**MATERIAL PROVIDED:**
● ● ● ● ● ● ●
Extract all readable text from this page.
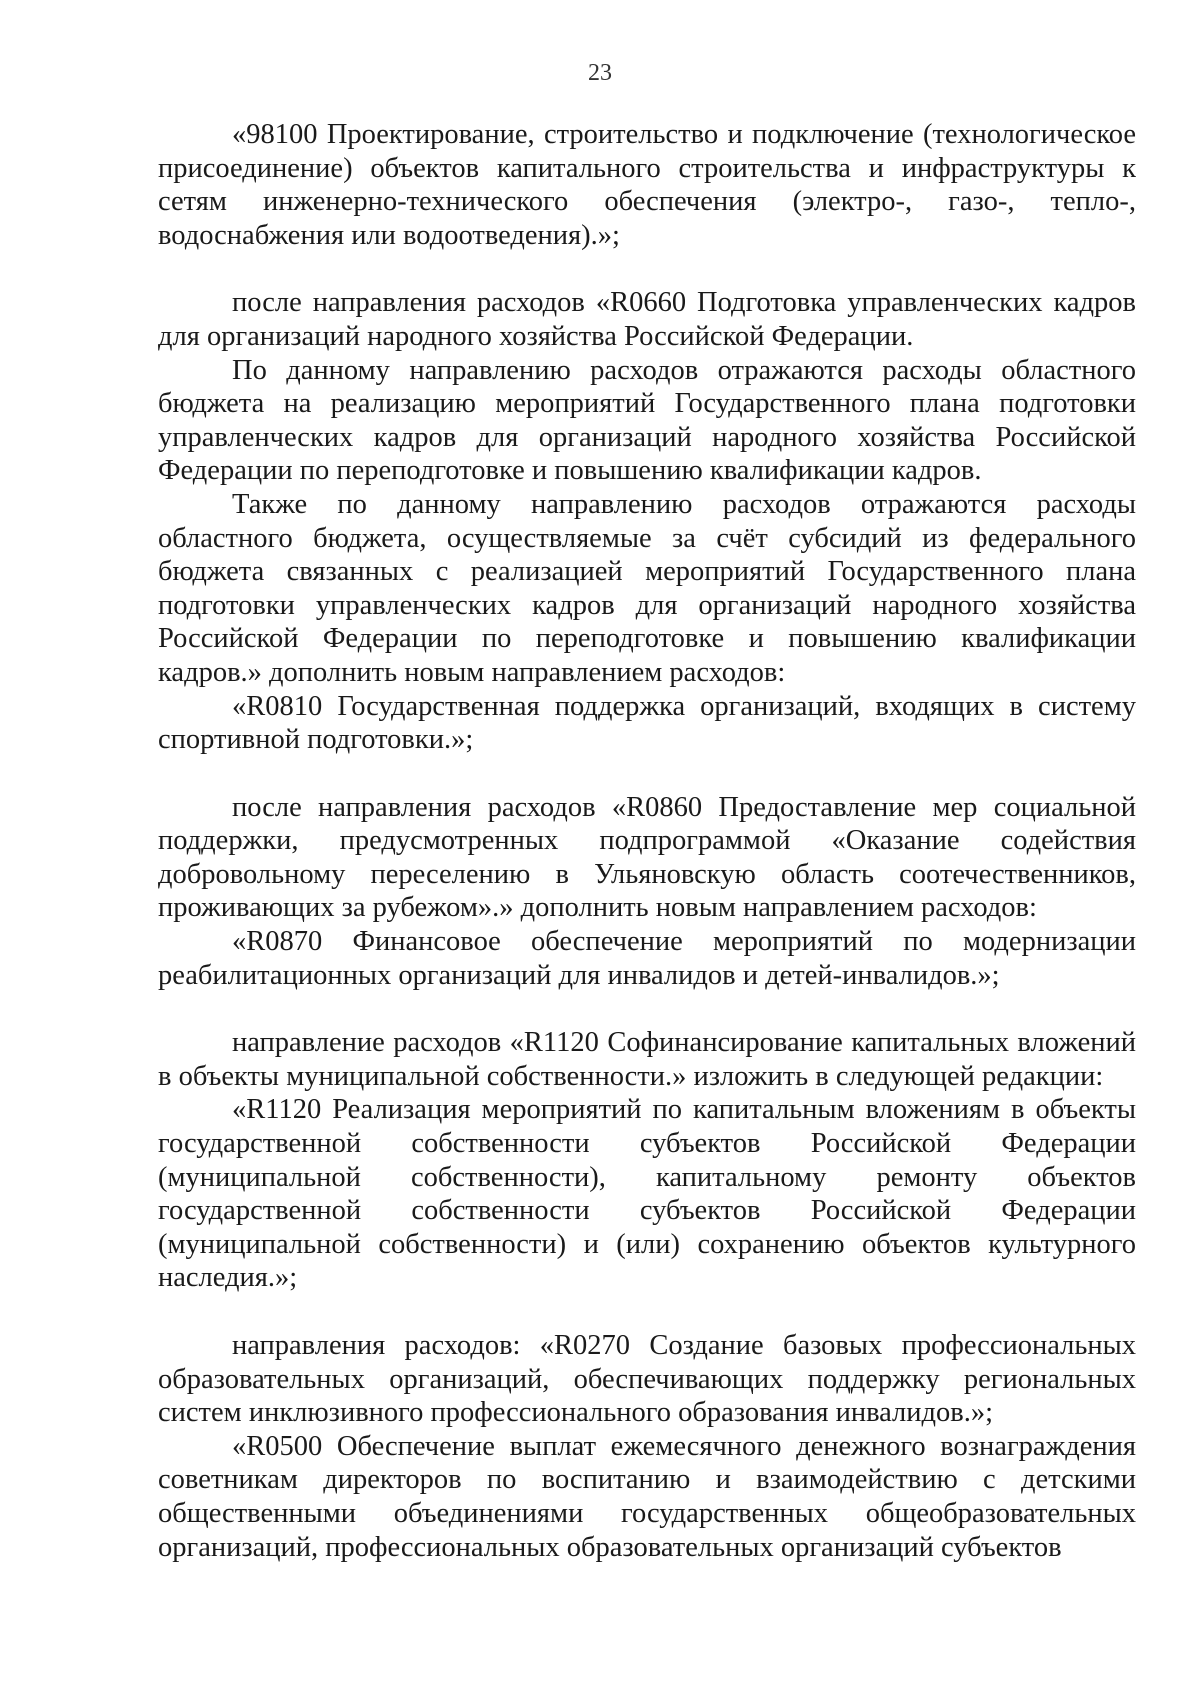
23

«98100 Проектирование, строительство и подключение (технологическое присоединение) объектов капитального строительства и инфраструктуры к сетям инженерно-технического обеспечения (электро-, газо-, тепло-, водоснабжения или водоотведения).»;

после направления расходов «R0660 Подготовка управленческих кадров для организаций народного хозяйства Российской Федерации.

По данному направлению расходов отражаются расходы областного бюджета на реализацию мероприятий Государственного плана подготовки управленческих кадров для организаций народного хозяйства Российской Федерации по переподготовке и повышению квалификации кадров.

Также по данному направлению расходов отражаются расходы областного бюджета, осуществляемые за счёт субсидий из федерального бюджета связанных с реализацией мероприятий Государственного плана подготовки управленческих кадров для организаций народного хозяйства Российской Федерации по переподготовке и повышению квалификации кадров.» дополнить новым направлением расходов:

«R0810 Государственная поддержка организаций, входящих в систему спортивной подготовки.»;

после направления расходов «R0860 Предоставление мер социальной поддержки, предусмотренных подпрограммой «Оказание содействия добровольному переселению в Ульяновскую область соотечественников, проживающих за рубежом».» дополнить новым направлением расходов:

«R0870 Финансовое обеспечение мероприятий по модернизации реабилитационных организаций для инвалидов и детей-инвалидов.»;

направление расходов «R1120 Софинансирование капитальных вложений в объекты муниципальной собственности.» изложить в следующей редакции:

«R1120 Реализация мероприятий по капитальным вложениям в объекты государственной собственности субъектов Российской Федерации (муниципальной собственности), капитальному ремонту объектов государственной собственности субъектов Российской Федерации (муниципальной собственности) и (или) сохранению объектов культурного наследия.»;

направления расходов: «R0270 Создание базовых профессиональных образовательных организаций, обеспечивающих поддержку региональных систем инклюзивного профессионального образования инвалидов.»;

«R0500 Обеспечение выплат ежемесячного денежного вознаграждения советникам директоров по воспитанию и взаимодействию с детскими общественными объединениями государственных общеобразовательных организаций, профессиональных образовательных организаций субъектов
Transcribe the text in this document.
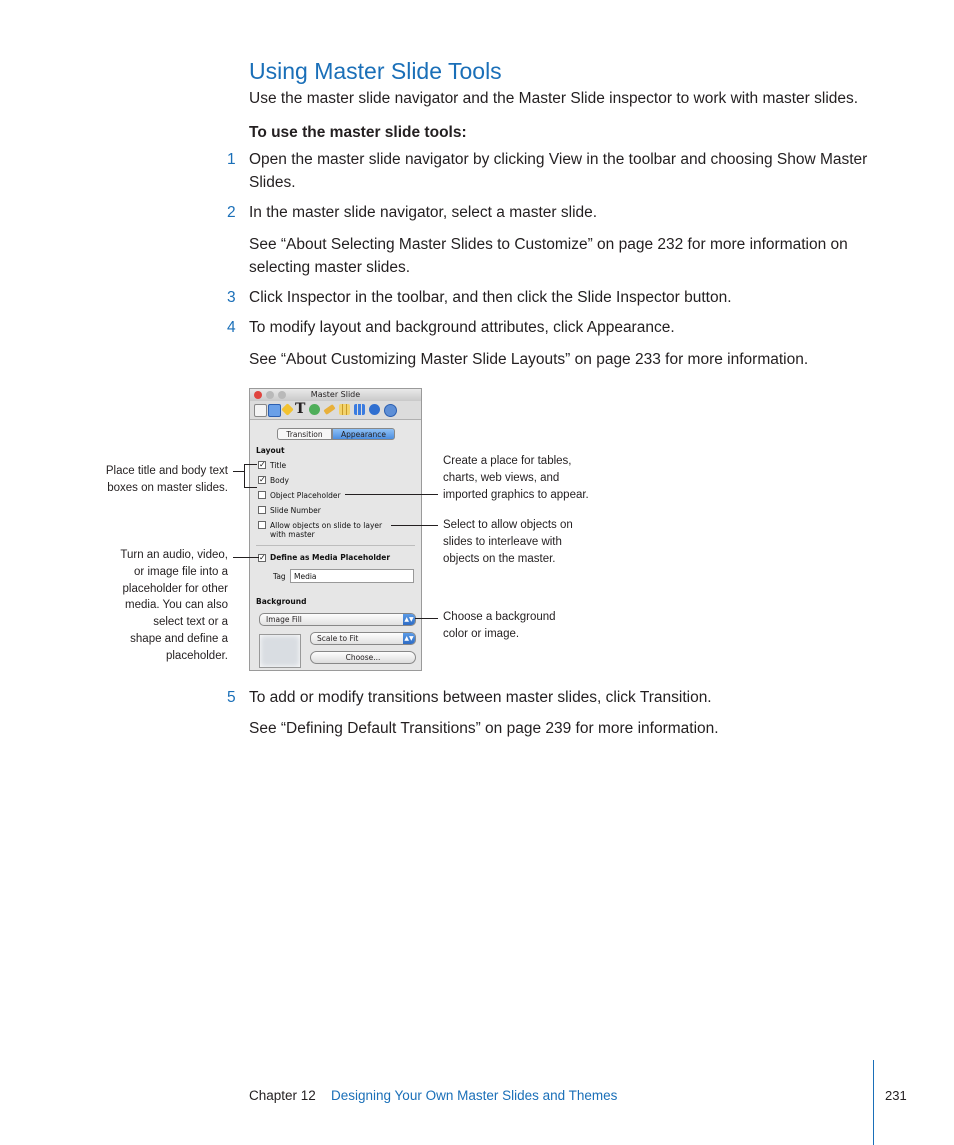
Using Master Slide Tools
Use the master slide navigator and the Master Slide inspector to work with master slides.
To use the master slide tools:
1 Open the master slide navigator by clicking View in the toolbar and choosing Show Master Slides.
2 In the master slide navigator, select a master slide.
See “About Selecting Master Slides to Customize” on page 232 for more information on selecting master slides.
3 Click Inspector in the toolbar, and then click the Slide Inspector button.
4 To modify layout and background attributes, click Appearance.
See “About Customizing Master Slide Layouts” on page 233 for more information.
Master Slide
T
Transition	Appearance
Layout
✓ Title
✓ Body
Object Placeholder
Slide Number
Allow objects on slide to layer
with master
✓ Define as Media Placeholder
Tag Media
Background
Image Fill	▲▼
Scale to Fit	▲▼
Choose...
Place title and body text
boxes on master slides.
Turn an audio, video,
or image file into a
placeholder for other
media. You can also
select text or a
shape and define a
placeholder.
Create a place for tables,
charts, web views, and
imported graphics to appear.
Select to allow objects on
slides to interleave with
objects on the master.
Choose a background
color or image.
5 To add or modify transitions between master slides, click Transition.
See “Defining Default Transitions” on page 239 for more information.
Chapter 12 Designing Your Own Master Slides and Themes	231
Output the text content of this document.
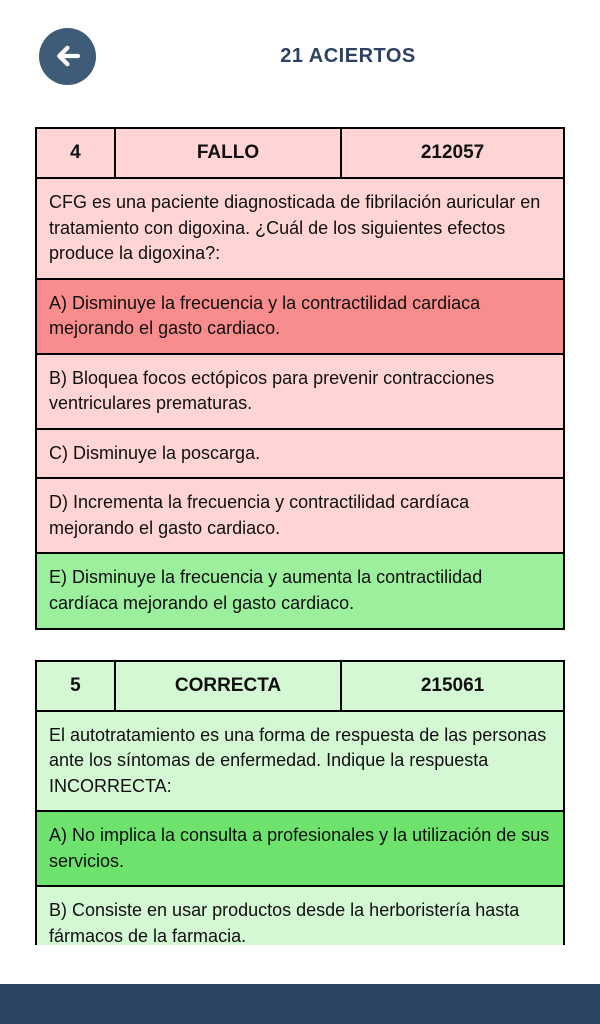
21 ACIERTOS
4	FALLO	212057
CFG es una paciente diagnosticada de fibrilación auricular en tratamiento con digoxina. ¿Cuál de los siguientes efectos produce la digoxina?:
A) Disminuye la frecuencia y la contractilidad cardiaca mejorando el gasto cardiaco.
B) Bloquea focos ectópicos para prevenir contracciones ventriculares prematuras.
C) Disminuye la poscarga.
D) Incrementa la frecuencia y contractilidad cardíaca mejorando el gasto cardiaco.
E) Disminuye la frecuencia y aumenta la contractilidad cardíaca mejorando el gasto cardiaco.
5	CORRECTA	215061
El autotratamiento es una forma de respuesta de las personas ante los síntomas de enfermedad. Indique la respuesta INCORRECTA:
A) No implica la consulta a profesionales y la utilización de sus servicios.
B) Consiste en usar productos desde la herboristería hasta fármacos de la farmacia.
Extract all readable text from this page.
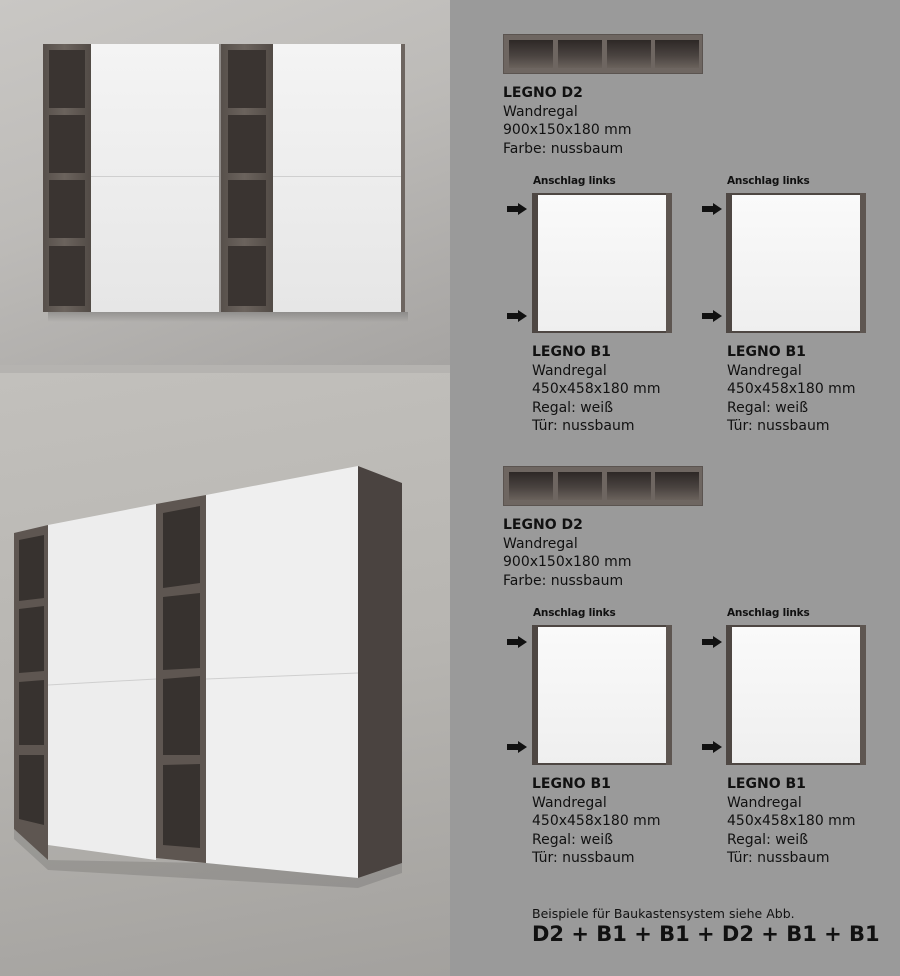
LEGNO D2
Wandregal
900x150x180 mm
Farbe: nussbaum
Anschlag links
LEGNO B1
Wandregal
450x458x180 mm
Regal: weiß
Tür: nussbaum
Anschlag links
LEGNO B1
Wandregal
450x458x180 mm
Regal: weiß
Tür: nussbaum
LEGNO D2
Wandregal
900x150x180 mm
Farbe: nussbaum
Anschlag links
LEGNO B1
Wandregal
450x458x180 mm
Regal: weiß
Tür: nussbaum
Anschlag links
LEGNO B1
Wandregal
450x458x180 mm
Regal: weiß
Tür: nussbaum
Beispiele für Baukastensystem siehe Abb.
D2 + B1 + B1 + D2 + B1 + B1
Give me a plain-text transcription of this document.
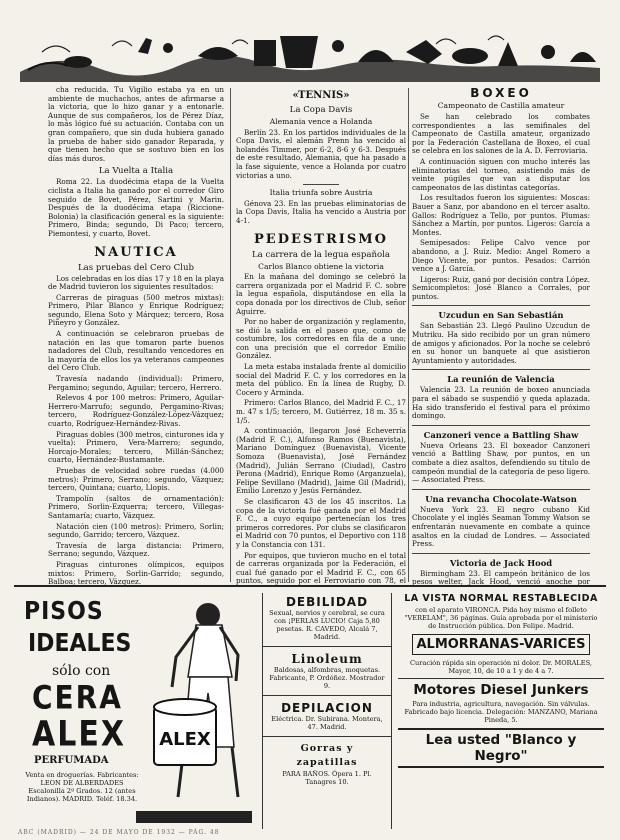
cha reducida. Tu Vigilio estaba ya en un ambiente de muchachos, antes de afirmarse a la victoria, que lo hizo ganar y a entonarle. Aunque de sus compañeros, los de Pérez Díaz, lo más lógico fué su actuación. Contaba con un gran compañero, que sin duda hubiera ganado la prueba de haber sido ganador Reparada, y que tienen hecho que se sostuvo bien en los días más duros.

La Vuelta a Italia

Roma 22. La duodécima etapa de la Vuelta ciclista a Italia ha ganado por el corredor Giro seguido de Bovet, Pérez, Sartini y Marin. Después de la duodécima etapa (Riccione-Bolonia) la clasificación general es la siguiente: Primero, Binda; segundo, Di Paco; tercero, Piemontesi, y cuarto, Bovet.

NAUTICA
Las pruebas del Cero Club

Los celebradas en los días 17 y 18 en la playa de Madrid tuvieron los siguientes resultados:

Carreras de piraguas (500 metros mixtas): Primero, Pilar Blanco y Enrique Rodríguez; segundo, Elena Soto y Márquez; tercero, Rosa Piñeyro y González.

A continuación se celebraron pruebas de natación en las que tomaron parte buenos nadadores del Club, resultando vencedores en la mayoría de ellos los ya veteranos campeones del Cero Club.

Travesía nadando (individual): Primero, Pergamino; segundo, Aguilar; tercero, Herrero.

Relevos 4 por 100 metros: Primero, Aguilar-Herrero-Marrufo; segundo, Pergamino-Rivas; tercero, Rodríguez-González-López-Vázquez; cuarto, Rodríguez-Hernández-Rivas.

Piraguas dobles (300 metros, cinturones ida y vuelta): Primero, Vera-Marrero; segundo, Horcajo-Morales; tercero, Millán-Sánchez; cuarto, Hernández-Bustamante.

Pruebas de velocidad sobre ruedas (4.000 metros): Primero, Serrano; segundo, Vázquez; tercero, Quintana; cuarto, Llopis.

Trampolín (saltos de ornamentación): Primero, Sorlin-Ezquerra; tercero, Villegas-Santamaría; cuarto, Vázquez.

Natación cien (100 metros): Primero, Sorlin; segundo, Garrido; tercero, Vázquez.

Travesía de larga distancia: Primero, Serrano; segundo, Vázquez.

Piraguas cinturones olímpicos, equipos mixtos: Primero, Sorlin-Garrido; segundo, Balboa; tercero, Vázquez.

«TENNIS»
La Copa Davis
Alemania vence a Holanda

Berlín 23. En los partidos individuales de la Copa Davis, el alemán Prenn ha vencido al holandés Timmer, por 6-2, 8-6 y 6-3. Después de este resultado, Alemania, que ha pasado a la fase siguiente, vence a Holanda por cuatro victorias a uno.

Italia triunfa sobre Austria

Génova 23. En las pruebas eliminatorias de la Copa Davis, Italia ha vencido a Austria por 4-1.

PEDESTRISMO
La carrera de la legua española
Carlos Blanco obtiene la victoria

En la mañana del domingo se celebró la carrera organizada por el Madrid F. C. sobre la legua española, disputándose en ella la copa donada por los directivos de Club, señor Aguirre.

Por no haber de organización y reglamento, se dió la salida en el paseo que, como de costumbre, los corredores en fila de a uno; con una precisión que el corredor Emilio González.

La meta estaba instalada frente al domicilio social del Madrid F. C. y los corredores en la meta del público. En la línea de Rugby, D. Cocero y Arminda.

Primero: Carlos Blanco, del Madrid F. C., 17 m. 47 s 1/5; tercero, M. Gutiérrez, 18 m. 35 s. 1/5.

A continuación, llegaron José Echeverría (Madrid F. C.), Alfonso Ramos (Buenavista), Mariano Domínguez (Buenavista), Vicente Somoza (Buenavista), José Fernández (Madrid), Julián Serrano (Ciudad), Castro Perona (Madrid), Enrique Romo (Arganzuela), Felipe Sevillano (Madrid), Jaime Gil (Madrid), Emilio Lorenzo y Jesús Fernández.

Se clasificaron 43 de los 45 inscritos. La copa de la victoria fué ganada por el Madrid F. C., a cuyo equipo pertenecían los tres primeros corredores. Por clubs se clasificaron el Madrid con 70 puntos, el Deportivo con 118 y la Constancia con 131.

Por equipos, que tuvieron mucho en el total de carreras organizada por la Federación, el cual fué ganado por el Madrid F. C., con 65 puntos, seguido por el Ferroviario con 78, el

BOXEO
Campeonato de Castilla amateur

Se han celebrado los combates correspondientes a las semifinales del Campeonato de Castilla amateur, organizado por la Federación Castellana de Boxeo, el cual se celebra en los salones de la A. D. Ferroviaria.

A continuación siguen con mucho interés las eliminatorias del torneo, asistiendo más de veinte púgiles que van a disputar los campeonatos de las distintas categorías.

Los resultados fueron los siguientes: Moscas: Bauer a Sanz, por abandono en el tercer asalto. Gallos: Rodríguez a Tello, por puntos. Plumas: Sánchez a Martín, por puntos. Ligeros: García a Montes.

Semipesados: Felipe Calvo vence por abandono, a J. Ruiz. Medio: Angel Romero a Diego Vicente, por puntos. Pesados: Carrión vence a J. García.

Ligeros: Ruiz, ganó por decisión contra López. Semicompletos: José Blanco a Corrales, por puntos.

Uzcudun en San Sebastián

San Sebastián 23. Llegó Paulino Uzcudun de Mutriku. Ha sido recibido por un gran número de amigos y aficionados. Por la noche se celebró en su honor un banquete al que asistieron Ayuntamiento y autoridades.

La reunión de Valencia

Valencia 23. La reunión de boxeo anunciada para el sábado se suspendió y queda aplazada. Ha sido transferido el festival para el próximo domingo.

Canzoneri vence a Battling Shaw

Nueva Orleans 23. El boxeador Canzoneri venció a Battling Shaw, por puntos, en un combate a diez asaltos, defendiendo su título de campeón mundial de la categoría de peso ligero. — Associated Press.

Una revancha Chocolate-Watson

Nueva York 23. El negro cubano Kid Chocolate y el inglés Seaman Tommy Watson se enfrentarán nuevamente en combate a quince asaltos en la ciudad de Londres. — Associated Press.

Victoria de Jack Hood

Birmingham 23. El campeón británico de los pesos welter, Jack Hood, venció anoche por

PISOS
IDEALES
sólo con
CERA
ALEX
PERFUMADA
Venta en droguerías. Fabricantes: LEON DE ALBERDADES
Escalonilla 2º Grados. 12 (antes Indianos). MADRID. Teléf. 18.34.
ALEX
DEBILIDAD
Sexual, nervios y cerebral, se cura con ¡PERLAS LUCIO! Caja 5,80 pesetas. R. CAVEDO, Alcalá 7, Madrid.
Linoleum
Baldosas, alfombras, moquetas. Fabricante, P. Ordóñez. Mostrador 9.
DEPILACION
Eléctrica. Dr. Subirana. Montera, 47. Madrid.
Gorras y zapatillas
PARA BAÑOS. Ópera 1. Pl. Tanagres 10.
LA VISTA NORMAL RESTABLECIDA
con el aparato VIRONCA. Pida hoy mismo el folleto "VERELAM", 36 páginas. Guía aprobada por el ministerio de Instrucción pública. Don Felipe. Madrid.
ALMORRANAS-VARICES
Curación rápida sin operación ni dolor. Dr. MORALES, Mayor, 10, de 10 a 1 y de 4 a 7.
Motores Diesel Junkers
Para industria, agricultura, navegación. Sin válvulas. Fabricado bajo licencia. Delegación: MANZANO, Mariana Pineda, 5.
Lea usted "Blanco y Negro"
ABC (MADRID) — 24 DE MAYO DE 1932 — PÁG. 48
● ● ● ● ● ● ●
**GIVEN REQUEST:** Out of the material above, select every line that holds the string "инвалидов".

**RESULT:**
«R0870 Финансовое обеспечение мероприятий по модернизации реабилитационных организаций для инвалидов и детей-инвалидов.»;
направления расходов: «R0270 Создание базовых профессиональных образовательных организаций, обеспечивающих поддержку региональных систем инклюзивного профессионального образования инвалидов.»;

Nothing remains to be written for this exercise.